(Records from a data source)
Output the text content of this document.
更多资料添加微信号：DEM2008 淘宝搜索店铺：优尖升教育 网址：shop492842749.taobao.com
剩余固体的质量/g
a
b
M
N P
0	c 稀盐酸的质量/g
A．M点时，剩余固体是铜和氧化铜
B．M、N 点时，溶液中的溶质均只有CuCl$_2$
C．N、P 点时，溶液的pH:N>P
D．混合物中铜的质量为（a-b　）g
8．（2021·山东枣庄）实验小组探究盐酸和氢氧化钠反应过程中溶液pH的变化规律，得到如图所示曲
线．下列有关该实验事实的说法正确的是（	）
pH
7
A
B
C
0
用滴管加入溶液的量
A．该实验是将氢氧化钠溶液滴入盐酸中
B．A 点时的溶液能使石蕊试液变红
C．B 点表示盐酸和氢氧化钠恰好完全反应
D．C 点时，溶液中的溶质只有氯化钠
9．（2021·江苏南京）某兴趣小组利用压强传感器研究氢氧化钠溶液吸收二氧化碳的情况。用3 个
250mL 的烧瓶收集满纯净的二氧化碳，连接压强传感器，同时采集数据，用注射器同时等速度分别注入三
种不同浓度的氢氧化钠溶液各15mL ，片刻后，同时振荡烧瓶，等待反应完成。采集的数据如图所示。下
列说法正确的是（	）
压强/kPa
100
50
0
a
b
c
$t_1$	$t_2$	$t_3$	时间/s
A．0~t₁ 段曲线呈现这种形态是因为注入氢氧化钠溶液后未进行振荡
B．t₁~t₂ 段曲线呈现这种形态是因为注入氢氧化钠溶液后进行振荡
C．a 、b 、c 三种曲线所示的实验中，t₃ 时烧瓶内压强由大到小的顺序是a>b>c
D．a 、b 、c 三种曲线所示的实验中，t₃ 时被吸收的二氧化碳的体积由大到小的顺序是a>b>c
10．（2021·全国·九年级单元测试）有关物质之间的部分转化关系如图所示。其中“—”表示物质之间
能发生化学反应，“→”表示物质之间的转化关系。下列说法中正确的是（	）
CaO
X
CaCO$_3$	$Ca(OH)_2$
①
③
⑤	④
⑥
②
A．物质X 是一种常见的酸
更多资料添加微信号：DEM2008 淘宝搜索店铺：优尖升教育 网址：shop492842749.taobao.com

— What this task involves —
Copy out each line exactly.

— Response —
Output the text content of this document.
更多资料添加微信号：DEM2008 淘宝搜索店铺：优尖升教育 网址：shop492842749.taobao.com
剩余固体的质量/g
a
b
M
N P
0	c 稀盐酸的质量/g
A．M点时，剩余固体是铜和氧化铜
B．M、N 点时，溶液中的溶质均只有CuCl$_2$
C．N、P 点时，溶液的pH:N>P
D．混合物中铜的质量为（a-b　）g
8．（2021·山东枣庄）实验小组探究盐酸和氢氧化钠反应过程中溶液pH的变化规律，得到如图所示曲
线．下列有关该实验事实的说法正确的是（	）
pH
7
A
B
C
0
用滴管加入溶液的量
A．该实验是将氢氧化钠溶液滴入盐酸中
B．A 点时的溶液能使石蕊试液变红
C．B 点表示盐酸和氢氧化钠恰好完全反应
D．C 点时，溶液中的溶质只有氯化钠
9．（2021·江苏南京）某兴趣小组利用压强传感器研究氢氧化钠溶液吸收二氧化碳的情况。用3 个
250mL 的烧瓶收集满纯净的二氧化碳，连接压强传感器，同时采集数据，用注射器同时等速度分别注入三
种不同浓度的氢氧化钠溶液各15mL ，片刻后，同时振荡烧瓶，等待反应完成。采集的数据如图所示。下
列说法正确的是（	）
压强/kPa
100
50
0
a
b
c
$t_1$	$t_2$	$t_3$	时间/s
A．0~t₁ 段曲线呈现这种形态是因为注入氢氧化钠溶液后未进行振荡
B．t₁~t₂ 段曲线呈现这种形态是因为注入氢氧化钠溶液后进行振荡
C．a 、b 、c 三种曲线所示的实验中，t₃ 时烧瓶内压强由大到小的顺序是a>b>c
D．a 、b 、c 三种曲线所示的实验中，t₃ 时被吸收的二氧化碳的体积由大到小的顺序是a>b>c
10．（2021·全国·九年级单元测试）有关物质之间的部分转化关系如图所示。其中“—”表示物质之间
能发生化学反应，“→”表示物质之间的转化关系。下列说法中正确的是（	）
CaO
X
CaCO$_3$	$Ca(OH)_2$
①
③
⑤	④
⑥
②
A．物质X 是一种常见的酸
更多资料添加微信号：DEM2008 淘宝搜索店铺：优尖升教育 网址：shop492842749.taobao.com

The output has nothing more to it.